* **Work required**: Print the listing that follows, character for character.

* **Listed records**:
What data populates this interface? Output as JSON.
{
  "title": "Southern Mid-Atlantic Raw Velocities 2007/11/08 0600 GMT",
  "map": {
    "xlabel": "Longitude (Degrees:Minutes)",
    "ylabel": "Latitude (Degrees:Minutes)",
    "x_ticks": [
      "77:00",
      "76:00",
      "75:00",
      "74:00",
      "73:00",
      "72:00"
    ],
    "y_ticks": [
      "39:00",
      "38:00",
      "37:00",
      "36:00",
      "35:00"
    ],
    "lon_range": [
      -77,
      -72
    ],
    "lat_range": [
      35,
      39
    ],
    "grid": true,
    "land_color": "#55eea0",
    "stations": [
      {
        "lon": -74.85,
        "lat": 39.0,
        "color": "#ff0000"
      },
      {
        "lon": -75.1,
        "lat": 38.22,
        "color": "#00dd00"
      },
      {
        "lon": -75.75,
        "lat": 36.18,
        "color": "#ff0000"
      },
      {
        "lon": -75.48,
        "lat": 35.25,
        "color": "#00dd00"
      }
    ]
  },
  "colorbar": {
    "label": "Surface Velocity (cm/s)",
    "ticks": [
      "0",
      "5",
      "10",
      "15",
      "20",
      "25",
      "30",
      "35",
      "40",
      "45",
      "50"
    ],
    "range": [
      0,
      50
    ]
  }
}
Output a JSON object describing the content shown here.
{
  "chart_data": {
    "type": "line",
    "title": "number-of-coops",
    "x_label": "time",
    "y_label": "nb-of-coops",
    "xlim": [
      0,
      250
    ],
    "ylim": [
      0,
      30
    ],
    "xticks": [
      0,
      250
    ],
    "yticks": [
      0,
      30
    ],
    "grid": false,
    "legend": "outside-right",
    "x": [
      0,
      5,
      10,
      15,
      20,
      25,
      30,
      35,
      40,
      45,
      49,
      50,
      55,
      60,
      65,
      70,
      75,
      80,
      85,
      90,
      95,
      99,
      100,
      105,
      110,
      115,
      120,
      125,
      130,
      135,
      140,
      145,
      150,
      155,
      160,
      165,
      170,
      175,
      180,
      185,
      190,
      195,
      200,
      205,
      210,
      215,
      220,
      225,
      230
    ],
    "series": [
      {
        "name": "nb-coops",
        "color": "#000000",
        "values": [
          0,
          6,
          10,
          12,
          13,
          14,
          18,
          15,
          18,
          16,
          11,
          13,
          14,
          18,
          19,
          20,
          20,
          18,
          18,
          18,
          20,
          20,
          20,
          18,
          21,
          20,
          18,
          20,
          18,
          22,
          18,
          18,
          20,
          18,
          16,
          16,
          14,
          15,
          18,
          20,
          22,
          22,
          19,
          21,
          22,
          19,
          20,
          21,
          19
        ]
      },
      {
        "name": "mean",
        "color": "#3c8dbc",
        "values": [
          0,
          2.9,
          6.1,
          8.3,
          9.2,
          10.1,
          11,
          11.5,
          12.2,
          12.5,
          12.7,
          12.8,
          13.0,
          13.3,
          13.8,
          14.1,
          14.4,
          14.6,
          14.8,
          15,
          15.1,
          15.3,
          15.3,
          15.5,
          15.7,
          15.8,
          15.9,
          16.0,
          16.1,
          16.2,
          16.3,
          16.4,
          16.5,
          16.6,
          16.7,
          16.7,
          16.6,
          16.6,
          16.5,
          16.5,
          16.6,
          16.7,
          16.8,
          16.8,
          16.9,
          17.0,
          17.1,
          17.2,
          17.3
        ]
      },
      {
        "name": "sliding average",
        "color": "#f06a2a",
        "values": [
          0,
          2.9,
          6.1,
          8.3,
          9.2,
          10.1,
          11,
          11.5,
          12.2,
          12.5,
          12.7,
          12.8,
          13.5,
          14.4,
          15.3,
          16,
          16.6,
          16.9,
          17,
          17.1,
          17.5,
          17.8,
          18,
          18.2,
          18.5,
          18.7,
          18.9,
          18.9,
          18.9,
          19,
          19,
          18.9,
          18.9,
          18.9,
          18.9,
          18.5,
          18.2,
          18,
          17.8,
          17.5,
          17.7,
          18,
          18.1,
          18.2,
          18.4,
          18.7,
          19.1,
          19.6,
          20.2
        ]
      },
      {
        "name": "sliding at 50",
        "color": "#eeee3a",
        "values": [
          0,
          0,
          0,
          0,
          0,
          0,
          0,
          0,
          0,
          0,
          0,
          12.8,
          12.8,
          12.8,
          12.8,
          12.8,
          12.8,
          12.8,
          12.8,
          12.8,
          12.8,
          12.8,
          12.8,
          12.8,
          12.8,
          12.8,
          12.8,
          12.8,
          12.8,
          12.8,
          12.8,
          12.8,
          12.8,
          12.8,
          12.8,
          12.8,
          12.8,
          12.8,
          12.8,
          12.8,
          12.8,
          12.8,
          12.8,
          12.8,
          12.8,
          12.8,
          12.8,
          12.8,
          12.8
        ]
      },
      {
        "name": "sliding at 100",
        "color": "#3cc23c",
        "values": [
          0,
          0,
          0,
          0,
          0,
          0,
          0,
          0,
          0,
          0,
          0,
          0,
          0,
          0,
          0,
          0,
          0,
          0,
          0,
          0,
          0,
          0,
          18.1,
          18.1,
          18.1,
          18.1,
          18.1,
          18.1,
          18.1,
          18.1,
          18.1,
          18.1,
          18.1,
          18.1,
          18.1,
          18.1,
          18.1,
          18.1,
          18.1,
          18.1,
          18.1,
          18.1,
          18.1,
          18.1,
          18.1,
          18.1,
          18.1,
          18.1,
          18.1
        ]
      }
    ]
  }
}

* **Task solution**:
What data populates this interface? Output as JSON.
{
  "title": "Southern Mid-Atlantic Raw Velocities 2007/11/08 0600 GMT",
  "map": {
    "xlabel": "Longitude (Degrees:Minutes)",
    "ylabel": "Latitude (Degrees:Minutes)",
    "x_ticks": [
      "77:00",
      "76:00",
      "75:00",
      "74:00",
      "73:00",
      "72:00"
    ],
    "y_ticks": [
      "39:00",
      "38:00",
      "37:00",
      "36:00",
      "35:00"
    ],
    "lon_range": [
      -77,
      -72
    ],
    "lat_range": [
      35,
      39
    ],
    "grid": true,
    "land_color": "#55eea0",
    "stations": [
      {
        "lon": -74.85,
        "lat": 39.0,
        "color": "#ff0000"
      },
      {
        "lon": -75.1,
        "lat": 38.22,
        "color": "#00dd00"
      },
      {
        "lon": -75.75,
        "lat": 36.18,
        "color": "#ff0000"
      },
      {
        "lon": -75.48,
        "lat": 35.25,
        "color": "#00dd00"
      }
    ]
  },
  "colorbar": {
    "label": "Surface Velocity (cm/s)",
    "ticks": [
      "0",
      "5",
      "10",
      "15",
      "20",
      "25",
      "30",
      "35",
      "40",
      "45",
      "50"
    ],
    "range": [
      0,
      50
    ]
  }
}
Output a JSON object describing the content shown here.
{
  "chart_data": {
    "type": "line",
    "title": "number-of-coops",
    "x_label": "time",
    "y_label": "nb-of-coops",
    "xlim": [
      0,
      250
    ],
    "ylim": [
      0,
      30
    ],
    "xticks": [
      0,
      250
    ],
    "yticks": [
      0,
      30
    ],
    "grid": false,
    "legend": "outside-right",
    "x": [
      0,
      5,
      10,
      15,
      20,
      25,
      30,
      35,
      40,
      45,
      49,
      50,
      55,
      60,
      65,
      70,
      75,
      80,
      85,
      90,
      95,
      99,
      100,
      105,
      110,
      115,
      120,
      125,
      130,
      135,
      140,
      145,
      150,
      155,
      160,
      165,
      170,
      175,
      180,
      185,
      190,
      195,
      200,
      205,
      210,
      215,
      220,
      225,
      230
    ],
    "series": [
      {
        "name": "nb-coops",
        "color": "#000000",
        "values": [
          0,
          6,
          10,
          12,
          13,
          14,
          18,
          15,
          18,
          16,
          11,
          13,
          14,
          18,
          19,
          20,
          20,
          18,
          18,
          18,
          20,
          20,
          20,
          18,
          21,
          20,
          18,
          20,
          18,
          22,
          18,
          18,
          20,
          18,
          16,
          16,
          14,
          15,
          18,
          20,
          22,
          22,
          19,
          21,
          22,
          19,
          20,
          21,
          19
        ]
      },
      {
        "name": "mean",
        "color": "#3c8dbc",
        "values": [
          0,
          2.9,
          6.1,
          8.3,
          9.2,
          10.1,
          11,
          11.5,
          12.2,
          12.5,
          12.7,
          12.8,
          13.0,
          13.3,
          13.8,
          14.1,
          14.4,
          14.6,
          14.8,
          15,
          15.1,
          15.3,
          15.3,
          15.5,
          15.7,
          15.8,
          15.9,
          16.0,
          16.1,
          16.2,
          16.3,
          16.4,
          16.5,
          16.6,
          16.7,
          16.7,
          16.6,
          16.6,
          16.5,
          16.5,
          16.6,
          16.7,
          16.8,
          16.8,
          16.9,
          17.0,
          17.1,
          17.2,
          17.3
        ]
      },
      {
        "name": "sliding average",
        "color": "#f06a2a",
        "values": [
          0,
          2.9,
          6.1,
          8.3,
          9.2,
          10.1,
          11,
          11.5,
          12.2,
          12.5,
          12.7,
          12.8,
          13.5,
          14.4,
          15.3,
          16,
          16.6,
          16.9,
          17,
          17.1,
          17.5,
          17.8,
          18,
          18.2,
          18.5,
          18.7,
          18.9,
          18.9,
          18.9,
          19,
          19,
          18.9,
          18.9,
          18.9,
          18.9,
          18.5,
          18.2,
          18,
          17.8,
          17.5,
          17.7,
          18,
          18.1,
          18.2,
          18.4,
          18.7,
          19.1,
          19.6,
          20.2
        ]
      },
      {
        "name": "sliding at 50",
        "color": "#eeee3a",
        "values": [
          0,
          0,
          0,
          0,
          0,
          0,
          0,
          0,
          0,
          0,
          0,
          12.8,
          12.8,
          12.8,
          12.8,
          12.8,
          12.8,
          12.8,
          12.8,
          12.8,
          12.8,
          12.8,
          12.8,
          12.8,
          12.8,
          12.8,
          12.8,
          12.8,
          12.8,
          12.8,
          12.8,
          12.8,
          12.8,
          12.8,
          12.8,
          12.8,
          12.8,
          12.8,
          12.8,
          12.8,
          12.8,
          12.8,
          12.8,
          12.8,
          12.8,
          12.8,
          12.8,
          12.8,
          12.8
        ]
      },
      {
        "name": "sliding at 100",
        "color": "#3cc23c",
        "values": [
          0,
          0,
          0,
          0,
          0,
          0,
          0,
          0,
          0,
          0,
          0,
          0,
          0,
          0,
          0,
          0,
          0,
          0,
          0,
          0,
          0,
          0,
          18.1,
          18.1,
          18.1,
          18.1,
          18.1,
          18.1,
          18.1,
          18.1,
          18.1,
          18.1,
          18.1,
          18.1,
          18.1,
          18.1,
          18.1,
          18.1,
          18.1,
          18.1,
          18.1,
          18.1,
          18.1,
          18.1,
          18.1,
          18.1,
          18.1,
          18.1,
          18.1
        ]
      }
    ]
  }
}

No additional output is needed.